Output all of the records exactly as written.

Items from a data source
## start
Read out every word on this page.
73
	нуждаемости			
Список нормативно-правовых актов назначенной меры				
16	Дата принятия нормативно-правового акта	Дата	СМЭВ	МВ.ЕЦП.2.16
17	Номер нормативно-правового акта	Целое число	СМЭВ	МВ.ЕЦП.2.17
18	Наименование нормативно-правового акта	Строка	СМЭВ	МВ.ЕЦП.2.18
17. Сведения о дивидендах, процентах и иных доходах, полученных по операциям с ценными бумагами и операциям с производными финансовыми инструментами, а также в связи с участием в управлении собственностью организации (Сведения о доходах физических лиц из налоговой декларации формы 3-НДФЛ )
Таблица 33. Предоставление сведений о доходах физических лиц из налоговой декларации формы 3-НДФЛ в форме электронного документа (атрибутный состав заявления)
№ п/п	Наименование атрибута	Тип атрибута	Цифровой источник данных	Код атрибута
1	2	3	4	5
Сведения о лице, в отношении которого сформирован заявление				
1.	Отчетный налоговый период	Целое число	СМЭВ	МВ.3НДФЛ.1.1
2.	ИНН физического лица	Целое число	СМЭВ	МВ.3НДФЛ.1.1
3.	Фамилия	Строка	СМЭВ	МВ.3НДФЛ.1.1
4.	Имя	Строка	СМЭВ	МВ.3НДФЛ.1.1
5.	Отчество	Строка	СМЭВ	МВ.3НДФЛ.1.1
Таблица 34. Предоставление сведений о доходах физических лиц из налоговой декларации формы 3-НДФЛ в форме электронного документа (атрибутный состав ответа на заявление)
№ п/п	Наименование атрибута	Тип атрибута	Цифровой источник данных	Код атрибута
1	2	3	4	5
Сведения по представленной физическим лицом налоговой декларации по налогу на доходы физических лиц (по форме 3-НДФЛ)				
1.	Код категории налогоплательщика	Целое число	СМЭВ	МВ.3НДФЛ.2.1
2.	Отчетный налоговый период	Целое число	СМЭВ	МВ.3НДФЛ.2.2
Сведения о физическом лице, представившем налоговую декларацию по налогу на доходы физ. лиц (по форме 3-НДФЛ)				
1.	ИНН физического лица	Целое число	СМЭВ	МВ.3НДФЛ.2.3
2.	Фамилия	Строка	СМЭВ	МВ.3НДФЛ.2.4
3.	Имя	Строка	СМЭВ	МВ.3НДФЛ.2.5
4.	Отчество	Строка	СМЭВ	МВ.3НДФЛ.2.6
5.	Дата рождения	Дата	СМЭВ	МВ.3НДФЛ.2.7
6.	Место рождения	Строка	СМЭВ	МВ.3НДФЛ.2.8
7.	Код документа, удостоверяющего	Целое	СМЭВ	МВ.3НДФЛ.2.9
## end
> [FINAL RESULT]
Read out every word on this page.
73
	нуждаемости			
Список нормативно-правовых актов назначенной меры				
16	Дата принятия нормативно-правового акта	Дата	СМЭВ	МВ.ЕЦП.2.16
17	Номер нормативно-правового акта	Целое число	СМЭВ	МВ.ЕЦП.2.17
18	Наименование нормативно-правового акта	Строка	СМЭВ	МВ.ЕЦП.2.18
17. Сведения о дивидендах, процентах и иных доходах, полученных по операциям с ценными бумагами и операциям с производными финансовыми инструментами, а также в связи с участием в управлении собственностью организации (Сведения о доходах физических лиц из налоговой декларации формы 3-НДФЛ )
Таблица 33. Предоставление сведений о доходах физических лиц из налоговой декларации формы 3-НДФЛ в форме электронного документа (атрибутный состав заявления)
№ п/п	Наименование атрибута	Тип атрибута	Цифровой источник данных	Код атрибута
1	2	3	4	5
Сведения о лице, в отношении которого сформирован заявление				
1.	Отчетный налоговый период	Целое число	СМЭВ	МВ.3НДФЛ.1.1
2.	ИНН физического лица	Целое число	СМЭВ	МВ.3НДФЛ.1.1
3.	Фамилия	Строка	СМЭВ	МВ.3НДФЛ.1.1
4.	Имя	Строка	СМЭВ	МВ.3НДФЛ.1.1
5.	Отчество	Строка	СМЭВ	МВ.3НДФЛ.1.1
Таблица 34. Предоставление сведений о доходах физических лиц из налоговой декларации формы 3-НДФЛ в форме электронного документа (атрибутный состав ответа на заявление)
№ п/п	Наименование атрибута	Тип атрибута	Цифровой источник данных	Код атрибута
1	2	3	4	5
Сведения по представленной физическим лицом налоговой декларации по налогу на доходы физических лиц (по форме 3-НДФЛ)				
1.	Код категории налогоплательщика	Целое число	СМЭВ	МВ.3НДФЛ.2.1
2.	Отчетный налоговый период	Целое число	СМЭВ	МВ.3НДФЛ.2.2
Сведения о физическом лице, представившем налоговую декларацию по налогу на доходы физ. лиц (по форме 3-НДФЛ)				
1.	ИНН физического лица	Целое число	СМЭВ	МВ.3НДФЛ.2.3
2.	Фамилия	Строка	СМЭВ	МВ.3НДФЛ.2.4
3.	Имя	Строка	СМЭВ	МВ.3НДФЛ.2.5
4.	Отчество	Строка	СМЭВ	МВ.3НДФЛ.2.6
5.	Дата рождения	Дата	СМЭВ	МВ.3НДФЛ.2.7
6.	Место рождения	Строка	СМЭВ	МВ.3НДФЛ.2.8
7.	Код документа, удостоверяющего	Целое	СМЭВ	МВ.3НДФЛ.2.9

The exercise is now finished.